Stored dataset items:
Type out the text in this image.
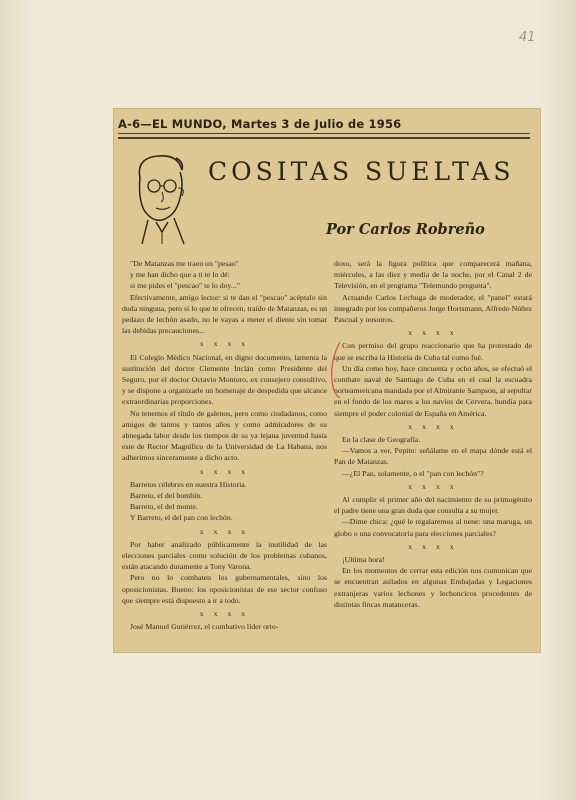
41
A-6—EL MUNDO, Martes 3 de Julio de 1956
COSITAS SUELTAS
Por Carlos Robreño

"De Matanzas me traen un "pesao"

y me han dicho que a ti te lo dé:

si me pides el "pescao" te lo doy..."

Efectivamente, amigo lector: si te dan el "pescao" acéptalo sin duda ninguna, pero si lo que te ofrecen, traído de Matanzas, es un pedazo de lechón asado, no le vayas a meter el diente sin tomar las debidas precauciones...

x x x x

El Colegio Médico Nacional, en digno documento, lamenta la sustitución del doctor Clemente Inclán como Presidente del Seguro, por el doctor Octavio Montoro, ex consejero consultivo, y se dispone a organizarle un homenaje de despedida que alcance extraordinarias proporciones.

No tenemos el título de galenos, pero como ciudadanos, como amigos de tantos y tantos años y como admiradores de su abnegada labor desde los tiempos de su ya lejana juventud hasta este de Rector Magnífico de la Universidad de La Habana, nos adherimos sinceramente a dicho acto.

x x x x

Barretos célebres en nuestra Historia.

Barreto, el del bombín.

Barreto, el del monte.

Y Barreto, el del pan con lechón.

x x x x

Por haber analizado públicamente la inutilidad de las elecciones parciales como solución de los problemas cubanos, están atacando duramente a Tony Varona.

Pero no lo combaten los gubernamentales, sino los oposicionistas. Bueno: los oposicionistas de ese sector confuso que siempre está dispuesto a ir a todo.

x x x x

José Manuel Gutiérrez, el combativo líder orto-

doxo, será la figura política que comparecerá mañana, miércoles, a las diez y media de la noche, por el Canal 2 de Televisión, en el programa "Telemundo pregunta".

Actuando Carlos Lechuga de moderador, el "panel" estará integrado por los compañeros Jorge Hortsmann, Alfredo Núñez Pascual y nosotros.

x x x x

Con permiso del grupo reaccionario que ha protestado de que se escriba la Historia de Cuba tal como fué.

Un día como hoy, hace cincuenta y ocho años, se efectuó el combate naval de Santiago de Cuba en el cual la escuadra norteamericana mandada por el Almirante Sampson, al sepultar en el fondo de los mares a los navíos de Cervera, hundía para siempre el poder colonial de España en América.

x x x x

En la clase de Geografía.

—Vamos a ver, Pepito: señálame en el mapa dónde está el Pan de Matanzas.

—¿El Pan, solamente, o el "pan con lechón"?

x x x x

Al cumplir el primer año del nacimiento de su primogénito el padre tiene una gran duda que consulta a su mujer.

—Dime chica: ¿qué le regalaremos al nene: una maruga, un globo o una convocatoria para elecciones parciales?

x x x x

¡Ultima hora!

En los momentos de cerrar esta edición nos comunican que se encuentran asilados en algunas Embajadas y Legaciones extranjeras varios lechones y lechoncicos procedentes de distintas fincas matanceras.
==
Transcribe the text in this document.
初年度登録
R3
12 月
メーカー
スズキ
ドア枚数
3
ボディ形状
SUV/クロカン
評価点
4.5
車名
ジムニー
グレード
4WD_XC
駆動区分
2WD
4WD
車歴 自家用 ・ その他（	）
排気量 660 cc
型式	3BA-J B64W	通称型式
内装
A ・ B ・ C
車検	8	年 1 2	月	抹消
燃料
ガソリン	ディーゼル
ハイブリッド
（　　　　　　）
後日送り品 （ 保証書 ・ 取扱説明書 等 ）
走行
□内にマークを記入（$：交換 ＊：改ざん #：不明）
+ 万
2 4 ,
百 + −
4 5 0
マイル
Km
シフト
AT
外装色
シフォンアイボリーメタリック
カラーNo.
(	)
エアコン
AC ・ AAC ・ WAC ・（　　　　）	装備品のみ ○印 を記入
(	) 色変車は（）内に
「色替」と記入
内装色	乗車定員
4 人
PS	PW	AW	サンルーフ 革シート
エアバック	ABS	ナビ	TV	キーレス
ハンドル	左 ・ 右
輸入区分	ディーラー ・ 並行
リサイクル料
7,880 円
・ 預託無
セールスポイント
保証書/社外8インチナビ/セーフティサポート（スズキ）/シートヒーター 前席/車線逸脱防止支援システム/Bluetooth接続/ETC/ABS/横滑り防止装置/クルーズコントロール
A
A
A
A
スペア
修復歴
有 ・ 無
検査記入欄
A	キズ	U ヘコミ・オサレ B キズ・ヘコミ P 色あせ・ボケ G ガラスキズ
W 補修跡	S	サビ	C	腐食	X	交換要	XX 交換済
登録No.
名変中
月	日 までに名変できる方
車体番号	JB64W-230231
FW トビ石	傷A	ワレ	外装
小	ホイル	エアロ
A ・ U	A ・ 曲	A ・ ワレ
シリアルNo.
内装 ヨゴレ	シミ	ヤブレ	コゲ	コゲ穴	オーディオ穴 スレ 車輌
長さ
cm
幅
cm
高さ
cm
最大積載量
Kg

• **GIVEN INSTRUCTION**
From the listing above, copy every line that includes the word "parciales".

• **SOLUTION FOR THIS EXERCISE**
Por haber analizado públicamente la inutilidad de las elecciones parciales como solución de los problemas cubanos, están atacando duramente a Tony Varona.
—Dime chica: ¿qué le regalaremos al nene: una maruga, un globo o una convocatoria para elecciones parciales?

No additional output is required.